### What you will do
From the listing below, return each line that includes "Dataset".

### Given data

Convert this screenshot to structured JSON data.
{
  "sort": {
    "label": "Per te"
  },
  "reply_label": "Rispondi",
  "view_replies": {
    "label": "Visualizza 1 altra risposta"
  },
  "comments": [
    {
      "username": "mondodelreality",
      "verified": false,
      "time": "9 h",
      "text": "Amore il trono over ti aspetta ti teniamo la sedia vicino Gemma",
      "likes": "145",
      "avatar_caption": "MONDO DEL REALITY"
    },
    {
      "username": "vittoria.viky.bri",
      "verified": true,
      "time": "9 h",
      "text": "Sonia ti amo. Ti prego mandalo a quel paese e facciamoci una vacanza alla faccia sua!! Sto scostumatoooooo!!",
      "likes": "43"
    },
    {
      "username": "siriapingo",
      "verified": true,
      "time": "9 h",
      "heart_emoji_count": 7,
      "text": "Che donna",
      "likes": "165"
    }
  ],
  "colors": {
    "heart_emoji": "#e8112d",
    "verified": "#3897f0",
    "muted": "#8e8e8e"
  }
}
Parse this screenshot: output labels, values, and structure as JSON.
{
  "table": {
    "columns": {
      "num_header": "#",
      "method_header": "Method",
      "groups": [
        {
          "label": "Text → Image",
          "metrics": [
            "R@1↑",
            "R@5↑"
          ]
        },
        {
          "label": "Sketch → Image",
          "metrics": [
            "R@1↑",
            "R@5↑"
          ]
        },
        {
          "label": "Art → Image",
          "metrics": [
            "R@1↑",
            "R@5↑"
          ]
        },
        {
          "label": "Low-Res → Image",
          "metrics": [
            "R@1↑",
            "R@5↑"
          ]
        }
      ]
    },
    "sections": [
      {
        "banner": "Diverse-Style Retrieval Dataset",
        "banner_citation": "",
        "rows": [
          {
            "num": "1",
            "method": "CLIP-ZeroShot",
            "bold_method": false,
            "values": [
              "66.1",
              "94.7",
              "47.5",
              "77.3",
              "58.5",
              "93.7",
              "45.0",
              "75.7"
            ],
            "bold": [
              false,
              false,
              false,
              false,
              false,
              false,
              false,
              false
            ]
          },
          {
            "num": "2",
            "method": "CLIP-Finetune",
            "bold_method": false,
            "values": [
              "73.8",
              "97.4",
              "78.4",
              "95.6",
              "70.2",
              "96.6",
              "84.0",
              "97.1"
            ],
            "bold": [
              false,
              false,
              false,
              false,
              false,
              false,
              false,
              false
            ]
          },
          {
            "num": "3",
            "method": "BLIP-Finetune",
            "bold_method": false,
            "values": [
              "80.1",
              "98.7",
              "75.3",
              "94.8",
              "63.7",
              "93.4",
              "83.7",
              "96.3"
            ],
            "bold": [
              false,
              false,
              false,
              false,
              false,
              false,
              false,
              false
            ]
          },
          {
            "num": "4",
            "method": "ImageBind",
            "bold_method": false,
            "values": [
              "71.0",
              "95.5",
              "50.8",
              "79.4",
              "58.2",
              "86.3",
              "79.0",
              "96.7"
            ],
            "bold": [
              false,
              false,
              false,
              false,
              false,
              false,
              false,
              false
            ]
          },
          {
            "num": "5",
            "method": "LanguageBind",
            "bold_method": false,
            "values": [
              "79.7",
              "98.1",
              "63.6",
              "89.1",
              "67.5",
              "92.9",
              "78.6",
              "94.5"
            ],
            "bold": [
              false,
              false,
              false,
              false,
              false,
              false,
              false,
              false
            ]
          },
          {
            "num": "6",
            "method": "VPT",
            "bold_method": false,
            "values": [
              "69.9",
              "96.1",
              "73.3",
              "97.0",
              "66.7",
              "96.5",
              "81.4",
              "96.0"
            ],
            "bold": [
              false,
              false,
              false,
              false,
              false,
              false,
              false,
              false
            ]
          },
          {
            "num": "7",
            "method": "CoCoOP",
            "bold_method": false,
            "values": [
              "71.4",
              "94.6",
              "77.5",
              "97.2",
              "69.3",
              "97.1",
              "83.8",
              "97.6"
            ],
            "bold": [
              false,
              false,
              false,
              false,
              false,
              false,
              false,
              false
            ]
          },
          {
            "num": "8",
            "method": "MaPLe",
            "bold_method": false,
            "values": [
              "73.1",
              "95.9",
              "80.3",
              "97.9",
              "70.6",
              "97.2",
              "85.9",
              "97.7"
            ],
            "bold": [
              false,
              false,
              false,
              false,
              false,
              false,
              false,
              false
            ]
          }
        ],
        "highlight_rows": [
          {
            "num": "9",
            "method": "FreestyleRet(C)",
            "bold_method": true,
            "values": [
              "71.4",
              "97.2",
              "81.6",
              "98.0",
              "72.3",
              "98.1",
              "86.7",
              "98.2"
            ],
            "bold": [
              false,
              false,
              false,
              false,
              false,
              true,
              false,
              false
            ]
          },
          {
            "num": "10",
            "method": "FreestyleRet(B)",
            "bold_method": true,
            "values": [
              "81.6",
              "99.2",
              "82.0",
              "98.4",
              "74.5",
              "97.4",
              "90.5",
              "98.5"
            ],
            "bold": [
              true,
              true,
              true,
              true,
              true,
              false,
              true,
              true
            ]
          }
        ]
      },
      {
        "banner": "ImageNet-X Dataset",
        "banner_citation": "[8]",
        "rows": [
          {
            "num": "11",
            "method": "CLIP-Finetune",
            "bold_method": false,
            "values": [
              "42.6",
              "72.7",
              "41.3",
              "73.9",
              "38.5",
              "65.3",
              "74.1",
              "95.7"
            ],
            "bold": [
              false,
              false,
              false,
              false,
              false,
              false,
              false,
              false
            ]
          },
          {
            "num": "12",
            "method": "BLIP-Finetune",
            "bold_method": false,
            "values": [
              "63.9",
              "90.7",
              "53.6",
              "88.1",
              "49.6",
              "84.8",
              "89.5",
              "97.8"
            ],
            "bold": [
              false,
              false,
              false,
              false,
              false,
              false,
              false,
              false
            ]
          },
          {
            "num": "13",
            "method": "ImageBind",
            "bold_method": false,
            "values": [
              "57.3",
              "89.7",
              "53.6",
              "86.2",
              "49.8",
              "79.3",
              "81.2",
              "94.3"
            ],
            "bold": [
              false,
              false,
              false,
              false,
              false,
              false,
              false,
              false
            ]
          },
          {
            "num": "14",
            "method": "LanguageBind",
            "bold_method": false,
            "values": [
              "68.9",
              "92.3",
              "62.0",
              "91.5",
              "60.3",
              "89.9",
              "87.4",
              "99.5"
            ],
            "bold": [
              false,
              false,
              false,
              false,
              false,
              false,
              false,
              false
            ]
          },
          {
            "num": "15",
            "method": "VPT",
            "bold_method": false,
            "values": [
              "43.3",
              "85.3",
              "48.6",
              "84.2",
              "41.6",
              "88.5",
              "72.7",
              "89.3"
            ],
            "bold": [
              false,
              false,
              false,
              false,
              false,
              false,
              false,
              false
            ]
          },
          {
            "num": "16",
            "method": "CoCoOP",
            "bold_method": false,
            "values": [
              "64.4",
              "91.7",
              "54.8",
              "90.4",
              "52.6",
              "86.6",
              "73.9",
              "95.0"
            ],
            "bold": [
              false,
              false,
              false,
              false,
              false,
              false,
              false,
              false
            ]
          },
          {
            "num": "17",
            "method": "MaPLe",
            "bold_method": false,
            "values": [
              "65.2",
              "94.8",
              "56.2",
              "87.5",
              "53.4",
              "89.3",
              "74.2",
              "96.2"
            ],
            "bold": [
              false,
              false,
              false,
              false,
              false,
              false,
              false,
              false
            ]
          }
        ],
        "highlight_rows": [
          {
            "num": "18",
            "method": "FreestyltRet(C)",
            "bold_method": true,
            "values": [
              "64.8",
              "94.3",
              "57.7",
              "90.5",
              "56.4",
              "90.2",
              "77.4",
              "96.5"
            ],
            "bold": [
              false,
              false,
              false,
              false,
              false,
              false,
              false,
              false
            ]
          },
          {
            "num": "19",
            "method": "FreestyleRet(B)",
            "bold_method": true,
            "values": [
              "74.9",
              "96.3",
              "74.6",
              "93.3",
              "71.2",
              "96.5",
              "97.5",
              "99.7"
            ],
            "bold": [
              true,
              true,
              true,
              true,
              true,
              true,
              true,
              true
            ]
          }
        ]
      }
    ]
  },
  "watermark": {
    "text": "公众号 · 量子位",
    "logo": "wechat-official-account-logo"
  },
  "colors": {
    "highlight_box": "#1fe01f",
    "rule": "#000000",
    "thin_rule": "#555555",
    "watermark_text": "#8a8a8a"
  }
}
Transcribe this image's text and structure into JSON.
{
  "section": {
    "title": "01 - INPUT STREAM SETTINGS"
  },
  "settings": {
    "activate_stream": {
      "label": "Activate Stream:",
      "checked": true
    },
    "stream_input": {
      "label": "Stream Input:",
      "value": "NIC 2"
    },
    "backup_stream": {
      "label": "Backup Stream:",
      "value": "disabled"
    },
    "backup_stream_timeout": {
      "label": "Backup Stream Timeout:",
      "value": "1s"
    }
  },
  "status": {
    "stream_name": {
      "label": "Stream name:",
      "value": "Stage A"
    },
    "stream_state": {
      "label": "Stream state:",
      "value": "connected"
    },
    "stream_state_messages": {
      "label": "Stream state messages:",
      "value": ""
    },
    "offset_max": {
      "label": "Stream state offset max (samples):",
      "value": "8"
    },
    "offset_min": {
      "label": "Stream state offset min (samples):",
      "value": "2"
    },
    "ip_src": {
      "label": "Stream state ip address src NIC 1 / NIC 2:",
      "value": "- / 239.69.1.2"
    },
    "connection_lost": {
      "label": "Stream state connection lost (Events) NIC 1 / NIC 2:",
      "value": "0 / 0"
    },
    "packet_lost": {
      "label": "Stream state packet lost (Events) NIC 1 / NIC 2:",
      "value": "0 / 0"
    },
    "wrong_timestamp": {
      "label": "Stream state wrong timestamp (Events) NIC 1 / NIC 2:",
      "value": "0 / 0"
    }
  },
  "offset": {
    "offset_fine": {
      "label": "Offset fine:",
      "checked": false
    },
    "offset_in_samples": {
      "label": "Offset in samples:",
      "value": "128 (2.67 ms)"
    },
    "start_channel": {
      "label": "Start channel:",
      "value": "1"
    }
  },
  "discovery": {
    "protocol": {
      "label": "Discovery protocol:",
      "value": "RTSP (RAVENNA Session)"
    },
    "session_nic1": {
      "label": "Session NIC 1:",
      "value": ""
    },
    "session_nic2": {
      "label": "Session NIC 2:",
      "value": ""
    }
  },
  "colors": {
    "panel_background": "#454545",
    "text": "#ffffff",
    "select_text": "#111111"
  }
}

### Expected answer
        "banner": "Diverse-Style Retrieval Dataset",
        "banner": "ImageNet-X Dataset",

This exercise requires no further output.